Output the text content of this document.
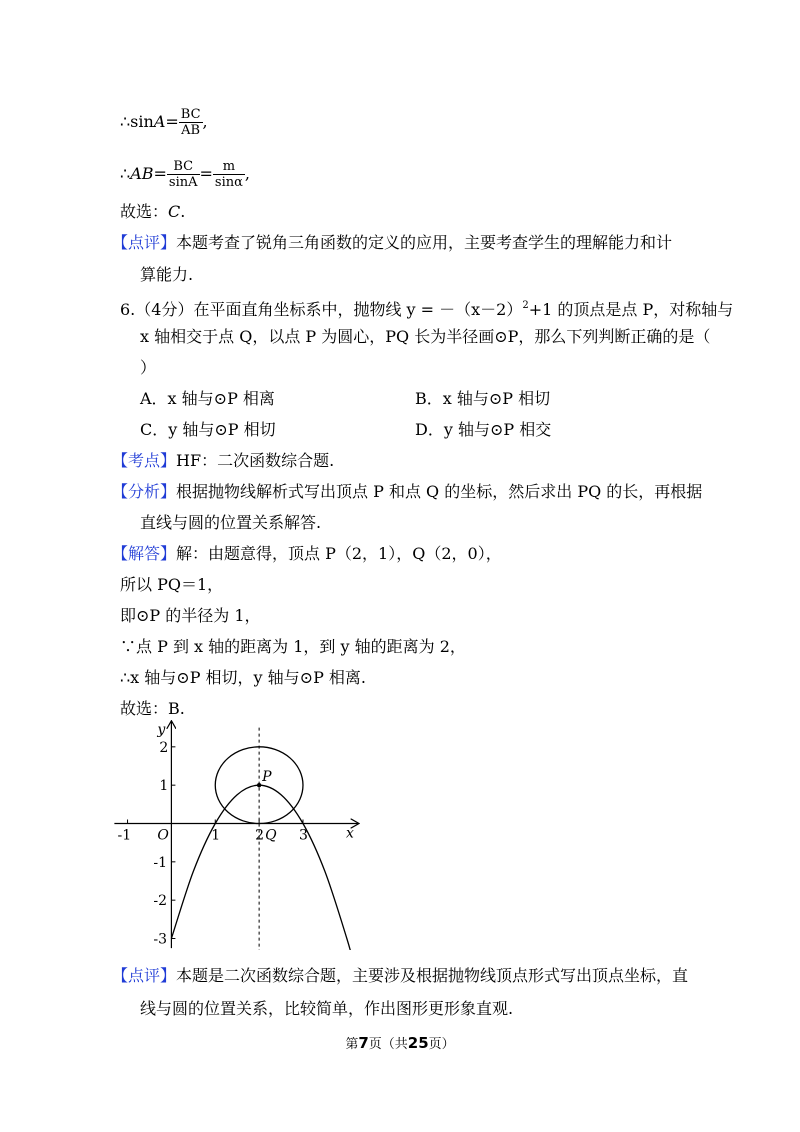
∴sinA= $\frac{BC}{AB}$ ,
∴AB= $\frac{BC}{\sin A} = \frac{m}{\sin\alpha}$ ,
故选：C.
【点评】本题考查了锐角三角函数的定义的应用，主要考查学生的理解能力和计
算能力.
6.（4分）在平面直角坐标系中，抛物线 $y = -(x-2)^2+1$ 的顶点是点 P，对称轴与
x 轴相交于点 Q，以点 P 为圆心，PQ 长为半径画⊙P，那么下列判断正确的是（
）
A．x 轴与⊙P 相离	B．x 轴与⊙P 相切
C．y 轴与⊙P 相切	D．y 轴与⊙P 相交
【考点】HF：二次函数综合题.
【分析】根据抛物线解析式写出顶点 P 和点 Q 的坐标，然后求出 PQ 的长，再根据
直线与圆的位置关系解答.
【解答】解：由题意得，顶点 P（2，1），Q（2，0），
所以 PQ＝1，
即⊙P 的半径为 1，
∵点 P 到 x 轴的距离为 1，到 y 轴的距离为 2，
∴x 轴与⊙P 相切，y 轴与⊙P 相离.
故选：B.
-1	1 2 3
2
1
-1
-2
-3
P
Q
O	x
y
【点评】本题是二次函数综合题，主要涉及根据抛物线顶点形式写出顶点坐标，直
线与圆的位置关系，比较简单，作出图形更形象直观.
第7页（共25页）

▬▬▬▬▬▬▬▬▬▬

Repeat the material above word for word and skip every image in it.

Output for this task ->
Output the text content of this document.
∴sinA= $\frac{BC}{AB}$ ,
∴AB= $\frac{BC}{\sin A} = \frac{m}{\sin\alpha}$ ,
故选：C.
【点评】本题考查了锐角三角函数的定义的应用，主要考查学生的理解能力和计
算能力.
6.（4分）在平面直角坐标系中，抛物线 $y = -(x-2)^2+1$ 的顶点是点 P，对称轴与
x 轴相交于点 Q，以点 P 为圆心，PQ 长为半径画⊙P，那么下列判断正确的是（
）
A．x 轴与⊙P 相离	B．x 轴与⊙P 相切
C．y 轴与⊙P 相切	D．y 轴与⊙P 相交
【考点】HF：二次函数综合题.
【分析】根据抛物线解析式写出顶点 P 和点 Q 的坐标，然后求出 PQ 的长，再根据
直线与圆的位置关系解答.
【解答】解：由题意得，顶点 P（2，1），Q（2，0），
所以 PQ＝1，
即⊙P 的半径为 1，
∵点 P 到 x 轴的距离为 1，到 y 轴的距离为 2，
∴x 轴与⊙P 相切，y 轴与⊙P 相离.
故选：B.
-1	1 2 3
2
1
-1
-2
-3
P
Q
O	x
y
【点评】本题是二次函数综合题，主要涉及根据抛物线顶点形式写出顶点坐标，直
线与圆的位置关系，比较简单，作出图形更形象直观.
第7页（共25页）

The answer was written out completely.